# Records from a dataset:

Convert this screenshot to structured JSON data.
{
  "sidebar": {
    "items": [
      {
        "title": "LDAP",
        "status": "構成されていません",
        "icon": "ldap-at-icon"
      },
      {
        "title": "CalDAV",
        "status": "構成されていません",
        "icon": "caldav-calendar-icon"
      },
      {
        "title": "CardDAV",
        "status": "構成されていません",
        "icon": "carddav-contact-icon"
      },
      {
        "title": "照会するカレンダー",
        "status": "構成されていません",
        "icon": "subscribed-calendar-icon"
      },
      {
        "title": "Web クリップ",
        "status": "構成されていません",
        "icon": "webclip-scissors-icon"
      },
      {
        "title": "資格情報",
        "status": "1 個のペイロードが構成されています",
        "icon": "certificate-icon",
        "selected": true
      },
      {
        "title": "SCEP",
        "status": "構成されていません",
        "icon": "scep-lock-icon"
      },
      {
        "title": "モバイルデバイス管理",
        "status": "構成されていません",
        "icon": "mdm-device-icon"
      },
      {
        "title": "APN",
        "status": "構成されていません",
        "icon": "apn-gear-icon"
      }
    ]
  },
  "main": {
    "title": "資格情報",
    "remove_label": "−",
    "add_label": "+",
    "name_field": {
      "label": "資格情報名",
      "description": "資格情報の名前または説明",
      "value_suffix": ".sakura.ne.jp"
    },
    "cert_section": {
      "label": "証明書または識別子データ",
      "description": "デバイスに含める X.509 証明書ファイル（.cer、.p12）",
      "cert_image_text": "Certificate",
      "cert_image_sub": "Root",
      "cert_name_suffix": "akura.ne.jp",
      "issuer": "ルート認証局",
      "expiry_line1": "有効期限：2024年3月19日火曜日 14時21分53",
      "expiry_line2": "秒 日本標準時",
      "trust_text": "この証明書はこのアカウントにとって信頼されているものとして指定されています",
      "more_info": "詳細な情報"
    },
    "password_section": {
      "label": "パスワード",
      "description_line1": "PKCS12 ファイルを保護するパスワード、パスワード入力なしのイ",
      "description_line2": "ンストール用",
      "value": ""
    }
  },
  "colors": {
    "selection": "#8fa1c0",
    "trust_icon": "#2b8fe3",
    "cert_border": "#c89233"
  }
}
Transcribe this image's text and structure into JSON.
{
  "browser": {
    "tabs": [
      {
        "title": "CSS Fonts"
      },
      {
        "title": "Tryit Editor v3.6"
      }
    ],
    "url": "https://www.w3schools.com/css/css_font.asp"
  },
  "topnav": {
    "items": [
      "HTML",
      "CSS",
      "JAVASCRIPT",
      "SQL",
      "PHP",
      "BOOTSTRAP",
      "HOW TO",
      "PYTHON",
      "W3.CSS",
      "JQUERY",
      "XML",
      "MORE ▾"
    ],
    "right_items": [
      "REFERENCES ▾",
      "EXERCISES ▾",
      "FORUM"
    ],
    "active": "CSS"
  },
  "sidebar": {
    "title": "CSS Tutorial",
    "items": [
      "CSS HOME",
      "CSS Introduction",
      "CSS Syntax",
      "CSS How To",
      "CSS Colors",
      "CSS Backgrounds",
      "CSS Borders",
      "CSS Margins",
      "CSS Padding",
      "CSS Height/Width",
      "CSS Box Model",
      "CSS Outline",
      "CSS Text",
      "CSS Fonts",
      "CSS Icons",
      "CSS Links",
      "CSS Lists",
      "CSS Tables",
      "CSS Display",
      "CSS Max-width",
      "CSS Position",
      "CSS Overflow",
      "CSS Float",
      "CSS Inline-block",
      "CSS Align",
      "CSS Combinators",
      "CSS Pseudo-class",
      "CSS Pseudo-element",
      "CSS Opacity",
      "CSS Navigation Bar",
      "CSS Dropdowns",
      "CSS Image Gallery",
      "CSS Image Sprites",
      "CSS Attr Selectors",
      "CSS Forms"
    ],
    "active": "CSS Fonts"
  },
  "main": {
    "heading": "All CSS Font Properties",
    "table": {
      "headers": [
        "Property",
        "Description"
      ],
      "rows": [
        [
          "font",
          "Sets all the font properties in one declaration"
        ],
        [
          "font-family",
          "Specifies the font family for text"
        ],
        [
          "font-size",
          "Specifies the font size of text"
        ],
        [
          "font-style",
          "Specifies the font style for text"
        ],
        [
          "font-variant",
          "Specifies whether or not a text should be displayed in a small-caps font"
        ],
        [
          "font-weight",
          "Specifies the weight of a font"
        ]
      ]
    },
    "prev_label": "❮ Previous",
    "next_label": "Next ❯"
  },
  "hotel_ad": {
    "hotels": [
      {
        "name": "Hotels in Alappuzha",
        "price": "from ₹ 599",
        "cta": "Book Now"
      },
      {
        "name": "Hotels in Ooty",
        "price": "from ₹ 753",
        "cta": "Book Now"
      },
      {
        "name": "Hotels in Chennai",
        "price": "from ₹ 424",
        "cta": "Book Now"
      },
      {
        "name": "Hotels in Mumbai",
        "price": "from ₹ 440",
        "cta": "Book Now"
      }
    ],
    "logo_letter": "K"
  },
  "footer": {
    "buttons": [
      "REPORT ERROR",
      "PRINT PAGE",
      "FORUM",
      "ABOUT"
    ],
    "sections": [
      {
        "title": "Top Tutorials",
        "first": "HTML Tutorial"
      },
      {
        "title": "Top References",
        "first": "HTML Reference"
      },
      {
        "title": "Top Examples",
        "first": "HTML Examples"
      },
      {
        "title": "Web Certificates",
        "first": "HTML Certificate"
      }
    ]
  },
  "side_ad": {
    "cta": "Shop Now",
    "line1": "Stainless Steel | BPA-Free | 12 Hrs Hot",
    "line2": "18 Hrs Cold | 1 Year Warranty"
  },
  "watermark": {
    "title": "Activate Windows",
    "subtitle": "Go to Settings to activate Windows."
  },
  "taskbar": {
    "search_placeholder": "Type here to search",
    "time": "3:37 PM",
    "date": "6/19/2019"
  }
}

...

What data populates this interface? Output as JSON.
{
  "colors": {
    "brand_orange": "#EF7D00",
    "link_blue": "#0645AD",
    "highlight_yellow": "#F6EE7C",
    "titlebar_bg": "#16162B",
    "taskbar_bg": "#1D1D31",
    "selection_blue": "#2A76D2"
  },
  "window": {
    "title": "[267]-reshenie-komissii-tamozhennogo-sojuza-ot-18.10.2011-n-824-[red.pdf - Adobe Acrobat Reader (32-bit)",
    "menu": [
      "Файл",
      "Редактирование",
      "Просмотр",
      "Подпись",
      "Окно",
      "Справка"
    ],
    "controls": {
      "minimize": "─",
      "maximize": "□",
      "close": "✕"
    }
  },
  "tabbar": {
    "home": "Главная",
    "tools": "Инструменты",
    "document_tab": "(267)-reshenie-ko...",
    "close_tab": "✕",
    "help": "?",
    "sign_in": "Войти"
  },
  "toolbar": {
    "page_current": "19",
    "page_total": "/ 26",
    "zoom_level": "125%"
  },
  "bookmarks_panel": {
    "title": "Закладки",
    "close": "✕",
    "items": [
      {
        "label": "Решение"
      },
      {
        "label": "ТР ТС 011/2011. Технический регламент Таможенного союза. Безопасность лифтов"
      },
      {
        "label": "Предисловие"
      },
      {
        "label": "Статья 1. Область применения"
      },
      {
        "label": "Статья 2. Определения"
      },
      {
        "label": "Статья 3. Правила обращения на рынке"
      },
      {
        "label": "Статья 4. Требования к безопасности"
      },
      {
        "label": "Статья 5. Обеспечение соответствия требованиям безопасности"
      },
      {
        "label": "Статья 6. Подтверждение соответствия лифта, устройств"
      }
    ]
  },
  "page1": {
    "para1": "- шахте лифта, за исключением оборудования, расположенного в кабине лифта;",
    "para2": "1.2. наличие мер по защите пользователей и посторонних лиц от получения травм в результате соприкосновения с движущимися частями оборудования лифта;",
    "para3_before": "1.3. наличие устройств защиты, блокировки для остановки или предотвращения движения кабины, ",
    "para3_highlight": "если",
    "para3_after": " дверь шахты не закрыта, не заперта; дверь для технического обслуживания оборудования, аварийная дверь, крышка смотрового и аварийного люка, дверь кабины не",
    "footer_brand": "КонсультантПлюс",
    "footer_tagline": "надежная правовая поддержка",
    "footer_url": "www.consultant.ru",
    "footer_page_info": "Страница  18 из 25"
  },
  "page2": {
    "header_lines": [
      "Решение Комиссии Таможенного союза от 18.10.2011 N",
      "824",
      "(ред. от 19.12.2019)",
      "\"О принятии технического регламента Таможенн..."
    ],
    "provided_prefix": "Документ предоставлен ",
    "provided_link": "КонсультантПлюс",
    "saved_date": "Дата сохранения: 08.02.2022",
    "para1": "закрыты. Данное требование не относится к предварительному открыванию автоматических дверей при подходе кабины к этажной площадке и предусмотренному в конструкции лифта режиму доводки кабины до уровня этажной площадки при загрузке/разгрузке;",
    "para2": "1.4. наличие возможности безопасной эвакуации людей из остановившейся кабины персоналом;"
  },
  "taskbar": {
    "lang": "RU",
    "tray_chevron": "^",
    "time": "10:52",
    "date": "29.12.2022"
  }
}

# WORK INSTRUCTIONS:
Locate the string "weight" in the listing above and copy every line where it occurs.

# FULL RESPONSE:
          "font-weight",
          "Specifies the weight of a font"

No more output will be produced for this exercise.